* _WHAT IS BEING ASKED_
Select the lines below containing the word "HANDBALL".

* _INFORMATION SHOWN_

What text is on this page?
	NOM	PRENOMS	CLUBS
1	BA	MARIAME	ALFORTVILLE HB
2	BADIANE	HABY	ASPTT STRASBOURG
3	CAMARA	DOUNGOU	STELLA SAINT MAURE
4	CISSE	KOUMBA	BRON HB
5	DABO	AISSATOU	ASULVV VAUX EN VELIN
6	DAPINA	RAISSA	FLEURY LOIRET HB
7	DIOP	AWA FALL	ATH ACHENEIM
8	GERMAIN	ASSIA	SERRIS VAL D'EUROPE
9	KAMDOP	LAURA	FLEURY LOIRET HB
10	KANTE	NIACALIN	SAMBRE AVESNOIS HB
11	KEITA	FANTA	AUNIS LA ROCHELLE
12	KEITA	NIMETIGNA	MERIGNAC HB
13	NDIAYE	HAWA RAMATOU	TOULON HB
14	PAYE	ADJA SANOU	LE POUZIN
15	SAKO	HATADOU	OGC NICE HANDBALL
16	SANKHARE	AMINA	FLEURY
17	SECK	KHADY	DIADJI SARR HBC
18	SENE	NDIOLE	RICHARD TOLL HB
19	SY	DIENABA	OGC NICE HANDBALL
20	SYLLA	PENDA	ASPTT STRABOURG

* _TASK OUTPUT_
15	SAKO	HATADOU	OGC NICE HANDBALL
19	SY	DIENABA	OGC NICE HANDBALL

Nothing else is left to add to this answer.